* [SHORT EXERCISE] Make an exact copy of the records, dropping all pictures.

* [DATA LISTING]
----

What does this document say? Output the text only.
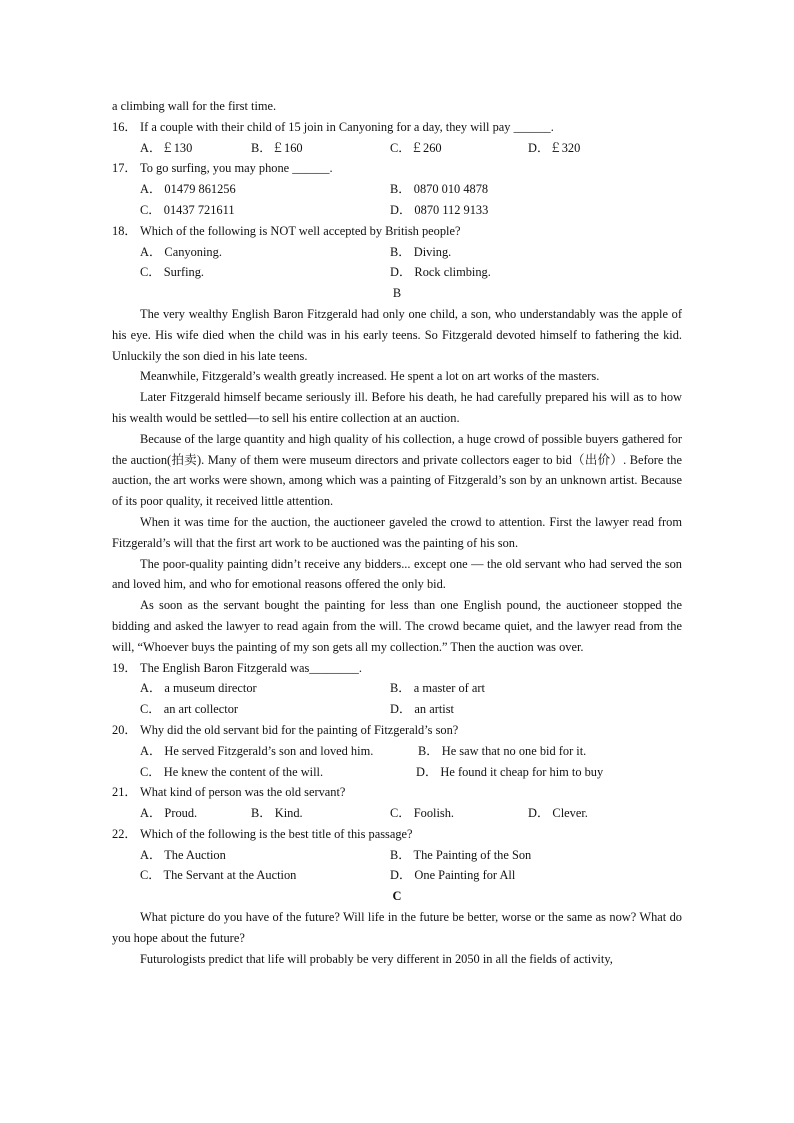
a climbing wall for the first time.
16． If a couple with their child of 15 join in Canyoning for a day, they will pay ______.
A．￡130	B．￡160	C．￡260	D．￡320
17． To go surfing, you may phone ______.
A． 01479 861256	B． 0870 010 4878
C． 01437 721611	D． 0870 112 9133
18． Which of the following is NOT well accepted by British people?
A． Canyoning.	B． Diving.
C． Surfing.	D． Rock climbing.
B
The very wealthy English Baron Fitzgerald had only one child, a son, who understandably was the apple of his eye. His wife died when the child was in his early teens. So Fitzgerald devoted himself to fathering the kid. Unluckily the son died in his late teens.
Meanwhile, Fitzgerald’s wealth greatly increased. He spent a lot on art works of the masters.
Later Fitzgerald himself became seriously ill. Before his death, he had carefully prepared his will as to how his wealth would be settled—to sell his entire collection at an auction.
Because of the large quantity and high quality of his collection, a huge crowd of possible buyers gathered for the auction(拍卖). Many of them were museum directors and private collectors eager to bid（出价）. Before the auction, the art works were shown, among which was a painting of Fitzgerald’s son by an unknown artist. Because of its poor quality, it received little attention.
When it was time for the auction, the auctioneer gaveled the crowd to attention. First the lawyer read from Fitzgerald’s will that the first art work to be auctioned was the painting of his son.
The poor-quality painting didn’t receive any bidders... except one — the old servant who had served the son and loved him, and who for emotional reasons offered the only bid.
As soon as the servant bought the painting for less than one English pound, the auctioneer stopped the bidding and asked the lawyer to read again from the will. The crowd became quiet, and the lawyer read from the will, “Whoever buys the painting of my son gets all my collection.” Then the auction was over.
19． The English Baron Fitzgerald was________.
A． a museum director	B． a master of art
C． an art collector	D． an artist
20． Why did the old servant bid for the painting of Fitzgerald’s son?
A． He served Fitzgerald’s son and loved him.	B． He saw that no one bid for it.
C． He knew the content of the will.	D． He found it cheap for him to buy
21． What kind of person was the old servant?
A． Proud.	B． Kind.	C． Foolish.	D． Clever.
22． Which of the following is the best title of this passage?
A． The Auction	B． The Painting of the Son
C． The Servant at the Auction	D． One Painting for All
C
What picture do you have of the future? Will life in the future be better, worse or the same as now? What do you hope about the future?
Futurologists predict that life will probably be very different in 2050 in all the fields of activity,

----

* [SOLUTION FOR THIS TASK]
What does this document say? Output the text only.
a climbing wall for the first time.
16． If a couple with their child of 15 join in Canyoning for a day, they will pay ______.
A．￡130	B．￡160	C．￡260	D．￡320
17． To go surfing, you may phone ______.
A． 01479 861256	B． 0870 010 4878
C． 01437 721611	D． 0870 112 9133
18． Which of the following is NOT well accepted by British people?
A． Canyoning.	B． Diving.
C． Surfing.	D． Rock climbing.
B
The very wealthy English Baron Fitzgerald had only one child, a son, who understandably was the apple of his eye. His wife died when the child was in his early teens. So Fitzgerald devoted himself to fathering the kid. Unluckily the son died in his late teens.
Meanwhile, Fitzgerald’s wealth greatly increased. He spent a lot on art works of the masters.
Later Fitzgerald himself became seriously ill. Before his death, he had carefully prepared his will as to how his wealth would be settled—to sell his entire collection at an auction.
Because of the large quantity and high quality of his collection, a huge crowd of possible buyers gathered for the auction(拍卖). Many of them were museum directors and private collectors eager to bid（出价）. Before the auction, the art works were shown, among which was a painting of Fitzgerald’s son by an unknown artist. Because of its poor quality, it received little attention.
When it was time for the auction, the auctioneer gaveled the crowd to attention. First the lawyer read from Fitzgerald’s will that the first art work to be auctioned was the painting of his son.
The poor-quality painting didn’t receive any bidders... except one — the old servant who had served the son and loved him, and who for emotional reasons offered the only bid.
As soon as the servant bought the painting for less than one English pound, the auctioneer stopped the bidding and asked the lawyer to read again from the will. The crowd became quiet, and the lawyer read from the will, “Whoever buys the painting of my son gets all my collection.” Then the auction was over.
19． The English Baron Fitzgerald was________.
A． a museum director	B． a master of art
C． an art collector	D． an artist
20． Why did the old servant bid for the painting of Fitzgerald’s son?
A． He served Fitzgerald’s son and loved him.	B． He saw that no one bid for it.
C． He knew the content of the will.	D． He found it cheap for him to buy
21． What kind of person was the old servant?
A． Proud.	B． Kind.	C． Foolish.	D． Clever.
22． Which of the following is the best title of this passage?
A． The Auction	B． The Painting of the Son
C． The Servant at the Auction	D． One Painting for All
C
What picture do you have of the future? Will life in the future be better, worse or the same as now? What do you hope about the future?
Futurologists predict that life will probably be very different in 2050 in all the fields of activity,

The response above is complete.